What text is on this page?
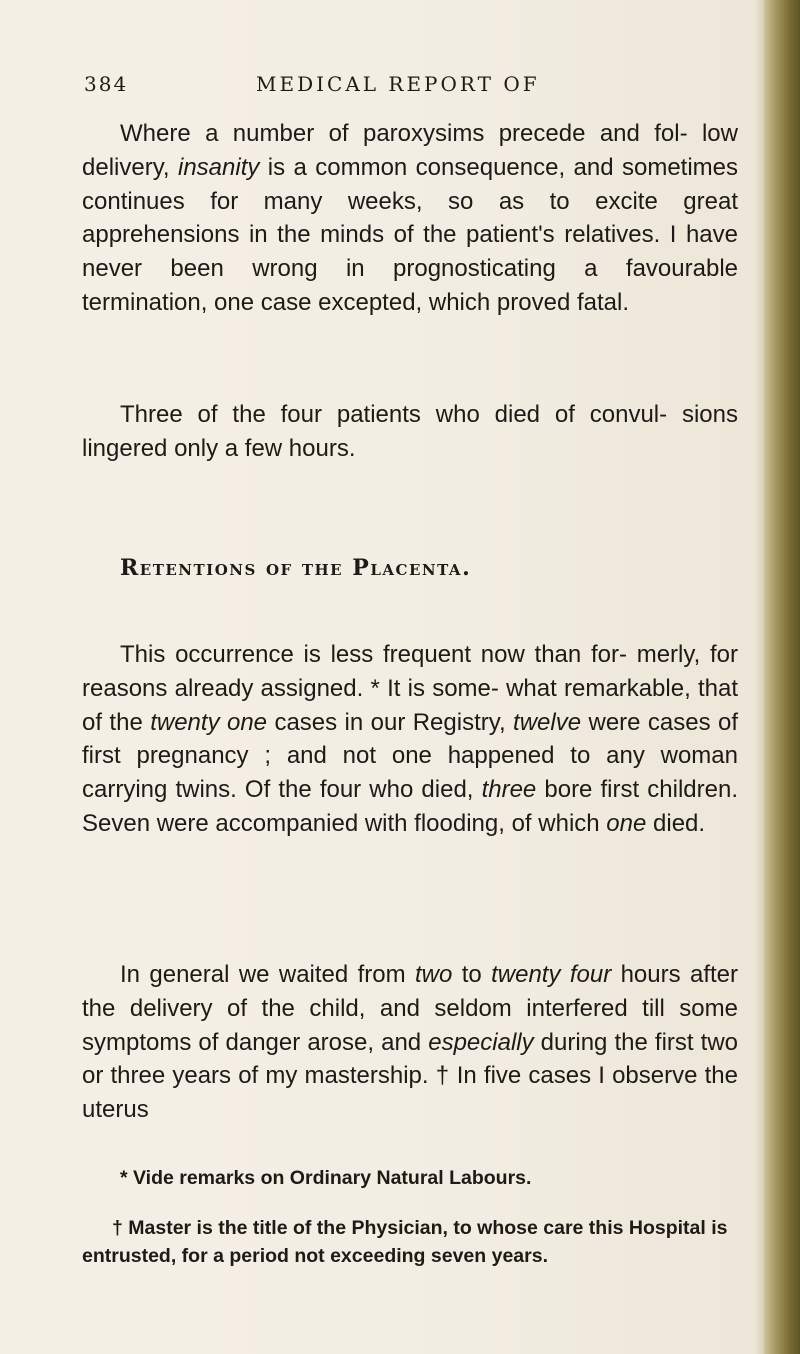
384	MEDICAL REPORT OF
Where a number of paroxysims precede and fol- low delivery, insanity is a common consequence, and sometimes continues for many weeks, so as to excite great apprehensions in the minds of the patient's relatives. I have never been wrong in prognosticating a favourable termination, one case excepted, which proved fatal.
Three of the four patients who died of convul- sions lingered only a few hours.
Retentions of the Placenta.
This occurrence is less frequent now than for- merly, for reasons already assigned. * It is some- what remarkable, that of the twenty one cases in our Registry, twelve were cases of first pregnancy ; and not one happened to any woman carrying twins. Of the four who died, three bore first children. Seven were accompanied with flooding, of which one died.
In general we waited from two to twenty four hours after the delivery of the child, and seldom interfered till some symptoms of danger arose, and especially during the first two or three years of my mastership. † In five cases I observe the uterus
* Vide remarks on Ordinary Natural Labours.
† Master is the title of the Physician, to whose care this Hospital is entrusted, for a period not exceeding seven years.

********************

(Aim of the exercise) Each record is to be copied word for word, with no images carried over.

(Exercise answer)
What text is on this page?
384	MEDICAL REPORT OF
Where a number of paroxysims precede and fol- low delivery, insanity is a common consequence, and sometimes continues for many weeks, so as to excite great apprehensions in the minds of the patient's relatives. I have never been wrong in prognosticating a favourable termination, one case excepted, which proved fatal.
Three of the four patients who died of convul- sions lingered only a few hours.
Retentions of the Placenta.
This occurrence is less frequent now than for- merly, for reasons already assigned. * It is some- what remarkable, that of the twenty one cases in our Registry, twelve were cases of first pregnancy ; and not one happened to any woman carrying twins. Of the four who died, three bore first children. Seven were accompanied with flooding, of which one died.
In general we waited from two to twenty four hours after the delivery of the child, and seldom interfered till some symptoms of danger arose, and especially during the first two or three years of my mastership. † In five cases I observe the uterus
* Vide remarks on Ordinary Natural Labours.
† Master is the title of the Physician, to whose care this Hospital is entrusted, for a period not exceeding seven years.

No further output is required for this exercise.